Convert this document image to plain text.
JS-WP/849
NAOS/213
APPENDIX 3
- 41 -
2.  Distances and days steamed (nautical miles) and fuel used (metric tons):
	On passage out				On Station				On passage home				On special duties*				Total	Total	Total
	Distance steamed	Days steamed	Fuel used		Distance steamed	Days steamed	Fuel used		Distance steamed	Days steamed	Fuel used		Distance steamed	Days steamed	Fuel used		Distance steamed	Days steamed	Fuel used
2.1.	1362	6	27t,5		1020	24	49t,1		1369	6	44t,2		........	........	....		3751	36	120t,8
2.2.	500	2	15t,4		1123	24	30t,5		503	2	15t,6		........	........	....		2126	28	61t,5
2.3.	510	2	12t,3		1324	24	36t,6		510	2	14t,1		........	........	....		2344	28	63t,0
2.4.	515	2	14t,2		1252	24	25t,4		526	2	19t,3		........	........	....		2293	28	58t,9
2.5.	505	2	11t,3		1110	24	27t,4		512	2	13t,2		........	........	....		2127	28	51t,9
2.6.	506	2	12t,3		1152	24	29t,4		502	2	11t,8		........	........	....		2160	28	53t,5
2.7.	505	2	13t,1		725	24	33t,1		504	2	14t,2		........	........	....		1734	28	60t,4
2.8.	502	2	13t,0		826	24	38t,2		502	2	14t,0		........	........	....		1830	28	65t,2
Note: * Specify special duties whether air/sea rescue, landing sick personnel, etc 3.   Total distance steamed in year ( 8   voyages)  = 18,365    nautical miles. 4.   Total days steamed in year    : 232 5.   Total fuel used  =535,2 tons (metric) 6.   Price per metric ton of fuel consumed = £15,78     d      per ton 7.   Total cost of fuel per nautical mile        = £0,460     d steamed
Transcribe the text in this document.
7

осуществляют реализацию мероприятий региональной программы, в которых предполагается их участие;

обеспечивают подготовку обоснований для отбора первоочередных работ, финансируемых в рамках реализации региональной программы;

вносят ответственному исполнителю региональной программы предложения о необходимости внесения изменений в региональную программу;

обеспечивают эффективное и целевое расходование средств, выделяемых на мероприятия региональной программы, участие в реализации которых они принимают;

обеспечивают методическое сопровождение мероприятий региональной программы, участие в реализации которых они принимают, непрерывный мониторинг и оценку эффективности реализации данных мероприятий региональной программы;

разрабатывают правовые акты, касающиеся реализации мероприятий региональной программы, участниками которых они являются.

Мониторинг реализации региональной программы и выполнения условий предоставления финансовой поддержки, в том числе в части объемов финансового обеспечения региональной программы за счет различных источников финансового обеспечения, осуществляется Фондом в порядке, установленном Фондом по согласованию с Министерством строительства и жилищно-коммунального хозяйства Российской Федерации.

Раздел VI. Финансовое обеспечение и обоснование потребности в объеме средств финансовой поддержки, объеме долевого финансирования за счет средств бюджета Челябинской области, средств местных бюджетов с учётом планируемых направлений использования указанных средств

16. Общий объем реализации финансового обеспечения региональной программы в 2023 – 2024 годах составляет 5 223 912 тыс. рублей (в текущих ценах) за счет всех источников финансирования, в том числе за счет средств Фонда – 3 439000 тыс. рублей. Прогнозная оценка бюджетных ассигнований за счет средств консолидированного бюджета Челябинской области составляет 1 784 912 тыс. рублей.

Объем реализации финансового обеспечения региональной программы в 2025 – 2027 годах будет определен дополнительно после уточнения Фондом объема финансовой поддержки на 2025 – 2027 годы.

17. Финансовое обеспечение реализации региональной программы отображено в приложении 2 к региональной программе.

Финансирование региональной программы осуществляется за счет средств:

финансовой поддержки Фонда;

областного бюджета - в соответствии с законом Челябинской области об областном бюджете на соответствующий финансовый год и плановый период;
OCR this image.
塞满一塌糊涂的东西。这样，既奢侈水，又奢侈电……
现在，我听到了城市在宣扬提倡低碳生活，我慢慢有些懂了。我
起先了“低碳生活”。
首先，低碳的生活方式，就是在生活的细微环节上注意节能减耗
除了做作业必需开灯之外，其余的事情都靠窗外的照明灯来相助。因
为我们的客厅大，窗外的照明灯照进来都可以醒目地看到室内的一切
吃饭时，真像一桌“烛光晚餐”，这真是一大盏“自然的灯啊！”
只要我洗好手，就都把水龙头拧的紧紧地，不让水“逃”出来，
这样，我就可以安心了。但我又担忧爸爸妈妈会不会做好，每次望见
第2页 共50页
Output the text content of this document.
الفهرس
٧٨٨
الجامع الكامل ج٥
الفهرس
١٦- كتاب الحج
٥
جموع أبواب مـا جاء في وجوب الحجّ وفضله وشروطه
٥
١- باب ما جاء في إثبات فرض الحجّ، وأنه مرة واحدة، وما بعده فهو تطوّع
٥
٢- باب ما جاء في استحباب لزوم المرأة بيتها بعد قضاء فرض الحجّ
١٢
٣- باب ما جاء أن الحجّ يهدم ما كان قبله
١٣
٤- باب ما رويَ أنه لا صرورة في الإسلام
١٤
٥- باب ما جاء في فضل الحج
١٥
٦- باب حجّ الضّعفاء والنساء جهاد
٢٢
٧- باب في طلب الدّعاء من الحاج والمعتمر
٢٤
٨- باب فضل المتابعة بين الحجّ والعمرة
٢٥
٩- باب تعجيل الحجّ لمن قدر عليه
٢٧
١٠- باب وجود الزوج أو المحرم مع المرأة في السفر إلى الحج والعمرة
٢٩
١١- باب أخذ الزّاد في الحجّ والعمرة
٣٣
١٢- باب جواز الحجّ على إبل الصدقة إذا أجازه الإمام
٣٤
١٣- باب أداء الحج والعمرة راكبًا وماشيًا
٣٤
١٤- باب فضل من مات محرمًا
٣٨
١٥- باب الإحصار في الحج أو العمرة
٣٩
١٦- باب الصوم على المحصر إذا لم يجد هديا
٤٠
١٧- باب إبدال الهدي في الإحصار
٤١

Problem to work on:
Which lines include the word "счет"? List them all.

Problem solution:
Мониторинг реализации региональной программы и выполнения условий предоставления финансовой поддержки, в том числе в части объемов финансового обеспечения региональной программы за счет различных источников финансового обеспечения, осуществляется Фондом в порядке, установленном Фондом по согласованию с Министерством строительства и жилищно-коммунального хозяйства Российской Федерации.
Раздел VI. Финансовое обеспечение и обоснование потребности в объеме средств финансовой поддержки, объеме долевого финансирования за счет средств бюджета Челябинской области, средств местных бюджетов с учётом планируемых направлений использования указанных средств
16. Общий объем реализации финансового обеспечения региональной программы в 2023 – 2024 годах составляет 5 223 912 тыс. рублей (в текущих ценах) за счет всех источников финансирования, в том числе за счет средств Фонда – 3 439000 тыс. рублей. Прогнозная оценка бюджетных ассигнований за счет средств консолидированного бюджета Челябинской области составляет 1 784 912 тыс. рублей.
Финансирование региональной программы осуществляется за счет средств:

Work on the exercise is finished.